Structured figure records:
━━━━━━━━━━━━━━━━━━━━━━━━━━━━━━

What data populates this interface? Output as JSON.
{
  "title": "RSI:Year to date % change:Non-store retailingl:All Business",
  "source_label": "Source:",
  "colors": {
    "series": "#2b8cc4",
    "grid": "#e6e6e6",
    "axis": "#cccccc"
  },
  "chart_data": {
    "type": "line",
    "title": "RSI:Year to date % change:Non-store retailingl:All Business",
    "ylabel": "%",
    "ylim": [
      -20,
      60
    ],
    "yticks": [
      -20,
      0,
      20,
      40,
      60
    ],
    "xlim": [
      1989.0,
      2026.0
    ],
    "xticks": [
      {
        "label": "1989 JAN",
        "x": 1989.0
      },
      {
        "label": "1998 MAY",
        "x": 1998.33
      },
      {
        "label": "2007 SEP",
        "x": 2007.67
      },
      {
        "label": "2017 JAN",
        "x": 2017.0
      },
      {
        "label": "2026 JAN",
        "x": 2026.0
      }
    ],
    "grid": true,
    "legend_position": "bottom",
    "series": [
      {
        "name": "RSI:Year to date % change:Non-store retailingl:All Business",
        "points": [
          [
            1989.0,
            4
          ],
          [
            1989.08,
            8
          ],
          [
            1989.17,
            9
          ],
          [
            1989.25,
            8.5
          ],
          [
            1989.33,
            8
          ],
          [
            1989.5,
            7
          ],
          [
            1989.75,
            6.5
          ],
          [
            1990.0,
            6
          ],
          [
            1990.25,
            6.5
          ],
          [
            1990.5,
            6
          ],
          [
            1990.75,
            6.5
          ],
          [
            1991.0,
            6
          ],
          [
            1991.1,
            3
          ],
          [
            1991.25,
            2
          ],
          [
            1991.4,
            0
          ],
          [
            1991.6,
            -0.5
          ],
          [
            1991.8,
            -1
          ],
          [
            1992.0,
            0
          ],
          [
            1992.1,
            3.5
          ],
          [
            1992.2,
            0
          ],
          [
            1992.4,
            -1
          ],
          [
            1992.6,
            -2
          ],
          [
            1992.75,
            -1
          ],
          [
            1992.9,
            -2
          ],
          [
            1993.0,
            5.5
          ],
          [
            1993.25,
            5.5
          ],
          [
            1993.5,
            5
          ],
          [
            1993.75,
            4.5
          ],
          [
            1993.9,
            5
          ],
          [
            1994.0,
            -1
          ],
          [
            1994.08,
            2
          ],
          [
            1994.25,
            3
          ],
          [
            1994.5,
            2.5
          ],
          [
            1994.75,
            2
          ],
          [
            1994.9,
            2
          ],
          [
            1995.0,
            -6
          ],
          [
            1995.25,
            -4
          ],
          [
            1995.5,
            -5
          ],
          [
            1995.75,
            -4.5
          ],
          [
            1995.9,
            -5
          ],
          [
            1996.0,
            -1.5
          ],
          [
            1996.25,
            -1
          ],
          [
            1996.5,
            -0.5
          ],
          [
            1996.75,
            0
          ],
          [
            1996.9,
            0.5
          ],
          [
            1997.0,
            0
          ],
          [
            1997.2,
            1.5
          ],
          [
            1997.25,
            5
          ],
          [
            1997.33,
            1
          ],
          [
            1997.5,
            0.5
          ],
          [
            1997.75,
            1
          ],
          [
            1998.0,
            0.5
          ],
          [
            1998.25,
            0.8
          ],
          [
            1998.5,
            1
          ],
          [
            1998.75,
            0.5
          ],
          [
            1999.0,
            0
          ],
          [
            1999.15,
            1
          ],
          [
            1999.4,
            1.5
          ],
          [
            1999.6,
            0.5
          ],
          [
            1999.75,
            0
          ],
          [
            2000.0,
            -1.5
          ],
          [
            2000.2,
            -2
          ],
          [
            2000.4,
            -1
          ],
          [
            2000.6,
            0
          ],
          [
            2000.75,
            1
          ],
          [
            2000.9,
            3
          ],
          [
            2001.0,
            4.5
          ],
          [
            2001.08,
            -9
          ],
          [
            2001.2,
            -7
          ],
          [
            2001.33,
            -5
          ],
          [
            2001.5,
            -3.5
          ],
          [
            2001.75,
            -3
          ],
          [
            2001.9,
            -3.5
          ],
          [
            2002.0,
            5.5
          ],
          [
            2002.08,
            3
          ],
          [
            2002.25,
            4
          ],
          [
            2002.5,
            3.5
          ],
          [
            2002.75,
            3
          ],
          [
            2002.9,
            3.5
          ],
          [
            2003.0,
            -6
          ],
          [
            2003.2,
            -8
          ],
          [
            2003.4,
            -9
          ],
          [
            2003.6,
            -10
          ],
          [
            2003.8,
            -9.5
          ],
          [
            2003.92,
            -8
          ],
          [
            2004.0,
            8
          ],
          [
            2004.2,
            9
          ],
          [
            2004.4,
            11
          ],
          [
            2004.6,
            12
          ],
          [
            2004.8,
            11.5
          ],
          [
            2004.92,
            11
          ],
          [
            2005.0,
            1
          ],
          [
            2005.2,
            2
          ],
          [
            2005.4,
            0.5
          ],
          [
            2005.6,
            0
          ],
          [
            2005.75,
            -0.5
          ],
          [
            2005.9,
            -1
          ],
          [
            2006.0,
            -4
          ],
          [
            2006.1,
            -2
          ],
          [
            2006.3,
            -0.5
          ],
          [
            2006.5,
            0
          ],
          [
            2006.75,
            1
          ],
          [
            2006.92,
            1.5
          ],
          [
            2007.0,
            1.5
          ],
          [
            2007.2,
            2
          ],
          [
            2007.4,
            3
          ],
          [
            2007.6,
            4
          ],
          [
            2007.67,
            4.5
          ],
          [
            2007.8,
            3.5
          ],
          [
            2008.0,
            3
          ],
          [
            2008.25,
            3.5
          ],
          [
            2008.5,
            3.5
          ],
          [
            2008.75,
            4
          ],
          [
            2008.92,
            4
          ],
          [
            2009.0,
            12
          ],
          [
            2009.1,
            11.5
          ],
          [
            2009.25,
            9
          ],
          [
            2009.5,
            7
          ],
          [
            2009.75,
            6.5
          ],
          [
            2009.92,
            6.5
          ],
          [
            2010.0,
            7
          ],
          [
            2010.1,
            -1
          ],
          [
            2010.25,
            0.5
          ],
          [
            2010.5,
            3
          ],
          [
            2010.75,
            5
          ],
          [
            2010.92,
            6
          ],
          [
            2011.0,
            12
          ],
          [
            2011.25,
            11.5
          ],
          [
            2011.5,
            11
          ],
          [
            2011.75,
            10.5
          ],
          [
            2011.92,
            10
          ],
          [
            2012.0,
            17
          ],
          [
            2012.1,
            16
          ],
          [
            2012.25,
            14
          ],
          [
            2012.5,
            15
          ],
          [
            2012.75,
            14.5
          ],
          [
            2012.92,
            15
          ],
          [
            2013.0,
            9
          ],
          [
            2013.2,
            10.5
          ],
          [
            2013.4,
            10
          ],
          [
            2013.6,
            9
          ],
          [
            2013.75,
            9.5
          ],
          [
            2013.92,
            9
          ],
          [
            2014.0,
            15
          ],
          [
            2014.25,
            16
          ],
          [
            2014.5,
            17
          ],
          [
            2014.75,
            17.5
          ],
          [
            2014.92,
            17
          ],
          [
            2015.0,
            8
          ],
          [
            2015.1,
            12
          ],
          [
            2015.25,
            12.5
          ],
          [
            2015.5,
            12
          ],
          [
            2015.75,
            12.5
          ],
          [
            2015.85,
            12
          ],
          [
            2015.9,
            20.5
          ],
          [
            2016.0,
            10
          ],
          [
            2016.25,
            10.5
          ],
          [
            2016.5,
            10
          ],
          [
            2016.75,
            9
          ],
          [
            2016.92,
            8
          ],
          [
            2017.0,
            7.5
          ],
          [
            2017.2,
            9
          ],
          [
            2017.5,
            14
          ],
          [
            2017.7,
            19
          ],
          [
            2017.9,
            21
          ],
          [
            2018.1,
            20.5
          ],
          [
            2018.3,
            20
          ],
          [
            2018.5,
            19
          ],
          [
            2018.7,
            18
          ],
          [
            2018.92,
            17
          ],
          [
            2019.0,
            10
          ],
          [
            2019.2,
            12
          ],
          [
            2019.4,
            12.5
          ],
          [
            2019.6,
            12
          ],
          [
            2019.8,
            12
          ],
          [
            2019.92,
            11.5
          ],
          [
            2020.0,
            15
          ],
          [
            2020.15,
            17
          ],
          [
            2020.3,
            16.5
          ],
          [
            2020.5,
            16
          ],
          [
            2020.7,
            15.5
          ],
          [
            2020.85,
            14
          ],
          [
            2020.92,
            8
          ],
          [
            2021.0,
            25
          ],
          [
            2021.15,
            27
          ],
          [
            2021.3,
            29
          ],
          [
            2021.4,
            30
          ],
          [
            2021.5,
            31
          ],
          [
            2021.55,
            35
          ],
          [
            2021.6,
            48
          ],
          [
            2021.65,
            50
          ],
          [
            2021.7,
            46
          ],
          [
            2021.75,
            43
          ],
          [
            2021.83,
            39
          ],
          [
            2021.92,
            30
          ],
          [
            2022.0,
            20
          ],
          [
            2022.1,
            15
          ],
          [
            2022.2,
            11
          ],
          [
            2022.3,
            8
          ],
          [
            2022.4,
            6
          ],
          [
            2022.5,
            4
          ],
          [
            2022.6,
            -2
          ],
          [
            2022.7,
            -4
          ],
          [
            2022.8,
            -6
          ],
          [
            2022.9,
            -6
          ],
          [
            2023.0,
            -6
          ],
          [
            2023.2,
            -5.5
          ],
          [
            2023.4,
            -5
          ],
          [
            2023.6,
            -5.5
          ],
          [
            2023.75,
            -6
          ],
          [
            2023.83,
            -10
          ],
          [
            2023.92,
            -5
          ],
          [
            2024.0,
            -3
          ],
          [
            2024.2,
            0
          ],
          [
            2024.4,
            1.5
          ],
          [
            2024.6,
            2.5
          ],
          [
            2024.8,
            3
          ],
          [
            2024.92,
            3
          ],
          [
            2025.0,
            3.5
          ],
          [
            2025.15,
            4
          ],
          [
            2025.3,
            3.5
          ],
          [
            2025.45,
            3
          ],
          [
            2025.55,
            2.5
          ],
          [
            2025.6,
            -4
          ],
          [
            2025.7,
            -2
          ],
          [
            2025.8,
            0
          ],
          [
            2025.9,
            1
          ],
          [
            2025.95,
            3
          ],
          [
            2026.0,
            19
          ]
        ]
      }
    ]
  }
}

━━━━━━━━━━━━━━━━━━━━━━━━━━━━━━

* [JOB]:
Your task is to gather all lines from the entries above that hold the word "Business".

* [FINISHED TASK]:
  "title": "RSI:Year to date % change:Non-store retailingl:All Business",
    "title": "RSI:Year to date % change:Non-store retailingl:All Business",
        "name": "RSI:Year to date % change:Non-store retailingl:All Business",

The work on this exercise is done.